**DATA FOR THIS TASK**
※ ※ ※
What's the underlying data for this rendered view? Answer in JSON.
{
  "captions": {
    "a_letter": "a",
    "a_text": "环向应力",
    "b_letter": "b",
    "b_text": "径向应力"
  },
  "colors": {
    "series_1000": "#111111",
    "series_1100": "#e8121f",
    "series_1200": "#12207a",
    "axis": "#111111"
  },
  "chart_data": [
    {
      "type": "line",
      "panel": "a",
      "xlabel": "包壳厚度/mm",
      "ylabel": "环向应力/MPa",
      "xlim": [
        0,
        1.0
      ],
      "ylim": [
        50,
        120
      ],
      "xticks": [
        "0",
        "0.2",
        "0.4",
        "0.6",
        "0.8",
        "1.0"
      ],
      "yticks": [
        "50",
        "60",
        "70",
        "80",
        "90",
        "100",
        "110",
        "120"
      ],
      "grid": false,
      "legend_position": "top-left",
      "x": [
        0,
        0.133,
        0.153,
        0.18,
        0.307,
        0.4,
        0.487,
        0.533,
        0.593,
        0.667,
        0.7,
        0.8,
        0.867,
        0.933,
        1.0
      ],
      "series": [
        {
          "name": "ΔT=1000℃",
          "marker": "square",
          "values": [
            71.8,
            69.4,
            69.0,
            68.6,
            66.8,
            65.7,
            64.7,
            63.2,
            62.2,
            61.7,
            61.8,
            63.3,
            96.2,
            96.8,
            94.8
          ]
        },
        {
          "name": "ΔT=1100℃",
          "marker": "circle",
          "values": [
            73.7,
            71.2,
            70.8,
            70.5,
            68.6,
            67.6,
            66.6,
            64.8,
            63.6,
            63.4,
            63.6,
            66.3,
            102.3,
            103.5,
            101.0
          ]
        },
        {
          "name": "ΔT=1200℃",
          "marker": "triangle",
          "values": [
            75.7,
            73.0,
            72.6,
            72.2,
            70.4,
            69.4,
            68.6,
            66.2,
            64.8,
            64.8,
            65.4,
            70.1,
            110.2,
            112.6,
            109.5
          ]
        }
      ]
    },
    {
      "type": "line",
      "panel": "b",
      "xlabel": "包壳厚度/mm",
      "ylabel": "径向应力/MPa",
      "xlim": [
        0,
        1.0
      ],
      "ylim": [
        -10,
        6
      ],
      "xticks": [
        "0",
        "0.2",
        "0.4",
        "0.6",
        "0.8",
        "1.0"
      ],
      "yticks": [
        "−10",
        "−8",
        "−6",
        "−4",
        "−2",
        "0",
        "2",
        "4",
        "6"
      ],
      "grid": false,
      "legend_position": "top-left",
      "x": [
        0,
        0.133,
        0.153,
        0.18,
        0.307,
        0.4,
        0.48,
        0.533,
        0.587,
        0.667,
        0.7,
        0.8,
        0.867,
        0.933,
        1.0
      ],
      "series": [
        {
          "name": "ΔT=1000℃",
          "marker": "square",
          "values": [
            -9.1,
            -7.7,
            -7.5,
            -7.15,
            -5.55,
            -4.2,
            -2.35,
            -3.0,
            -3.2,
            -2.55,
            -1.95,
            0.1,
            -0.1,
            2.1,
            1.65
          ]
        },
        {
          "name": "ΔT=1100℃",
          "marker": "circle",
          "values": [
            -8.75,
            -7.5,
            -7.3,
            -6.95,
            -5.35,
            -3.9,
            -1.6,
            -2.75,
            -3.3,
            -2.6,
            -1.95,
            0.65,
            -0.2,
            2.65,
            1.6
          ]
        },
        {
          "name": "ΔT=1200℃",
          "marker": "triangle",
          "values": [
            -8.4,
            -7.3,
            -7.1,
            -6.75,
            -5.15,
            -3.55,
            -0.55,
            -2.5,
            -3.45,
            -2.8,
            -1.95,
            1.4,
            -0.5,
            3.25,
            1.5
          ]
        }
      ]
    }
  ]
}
※ ※ ※
**PROMPT**
Each record above must be given again exactly.

**SOLUTION TO THE EXERCISE**
What's the underlying data for this rendered view? Answer in JSON.
{
  "captions": {
    "a_letter": "a",
    "a_text": "环向应力",
    "b_letter": "b",
    "b_text": "径向应力"
  },
  "colors": {
    "series_1000": "#111111",
    "series_1100": "#e8121f",
    "series_1200": "#12207a",
    "axis": "#111111"
  },
  "chart_data": [
    {
      "type": "line",
      "panel": "a",
      "xlabel": "包壳厚度/mm",
      "ylabel": "环向应力/MPa",
      "xlim": [
        0,
        1.0
      ],
      "ylim": [
        50,
        120
      ],
      "xticks": [
        "0",
        "0.2",
        "0.4",
        "0.6",
        "0.8",
        "1.0"
      ],
      "yticks": [
        "50",
        "60",
        "70",
        "80",
        "90",
        "100",
        "110",
        "120"
      ],
      "grid": false,
      "legend_position": "top-left",
      "x": [
        0,
        0.133,
        0.153,
        0.18,
        0.307,
        0.4,
        0.487,
        0.533,
        0.593,
        0.667,
        0.7,
        0.8,
        0.867,
        0.933,
        1.0
      ],
      "series": [
        {
          "name": "ΔT=1000℃",
          "marker": "square",
          "values": [
            71.8,
            69.4,
            69.0,
            68.6,
            66.8,
            65.7,
            64.7,
            63.2,
            62.2,
            61.7,
            61.8,
            63.3,
            96.2,
            96.8,
            94.8
          ]
        },
        {
          "name": "ΔT=1100℃",
          "marker": "circle",
          "values": [
            73.7,
            71.2,
            70.8,
            70.5,
            68.6,
            67.6,
            66.6,
            64.8,
            63.6,
            63.4,
            63.6,
            66.3,
            102.3,
            103.5,
            101.0
          ]
        },
        {
          "name": "ΔT=1200℃",
          "marker": "triangle",
          "values": [
            75.7,
            73.0,
            72.6,
            72.2,
            70.4,
            69.4,
            68.6,
            66.2,
            64.8,
            64.8,
            65.4,
            70.1,
            110.2,
            112.6,
            109.5
          ]
        }
      ]
    },
    {
      "type": "line",
      "panel": "b",
      "xlabel": "包壳厚度/mm",
      "ylabel": "径向应力/MPa",
      "xlim": [
        0,
        1.0
      ],
      "ylim": [
        -10,
        6
      ],
      "xticks": [
        "0",
        "0.2",
        "0.4",
        "0.6",
        "0.8",
        "1.0"
      ],
      "yticks": [
        "−10",
        "−8",
        "−6",
        "−4",
        "−2",
        "0",
        "2",
        "4",
        "6"
      ],
      "grid": false,
      "legend_position": "top-left",
      "x": [
        0,
        0.133,
        0.153,
        0.18,
        0.307,
        0.4,
        0.48,
        0.533,
        0.587,
        0.667,
        0.7,
        0.8,
        0.867,
        0.933,
        1.0
      ],
      "series": [
        {
          "name": "ΔT=1000℃",
          "marker": "square",
          "values": [
            -9.1,
            -7.7,
            -7.5,
            -7.15,
            -5.55,
            -4.2,
            -2.35,
            -3.0,
            -3.2,
            -2.55,
            -1.95,
            0.1,
            -0.1,
            2.1,
            1.65
          ]
        },
        {
          "name": "ΔT=1100℃",
          "marker": "circle",
          "values": [
            -8.75,
            -7.5,
            -7.3,
            -6.95,
            -5.35,
            -3.9,
            -1.6,
            -2.75,
            -3.3,
            -2.6,
            -1.95,
            0.65,
            -0.2,
            2.65,
            1.6
          ]
        },
        {
          "name": "ΔT=1200℃",
          "marker": "triangle",
          "values": [
            -8.4,
            -7.3,
            -7.1,
            -6.75,
            -5.15,
            -3.55,
            -0.55,
            -2.5,
            -3.45,
            -2.8,
            -1.95,
            1.4,
            -0.5,
            3.25,
            1.5
          ]
        }
      ]
    }
  ]
}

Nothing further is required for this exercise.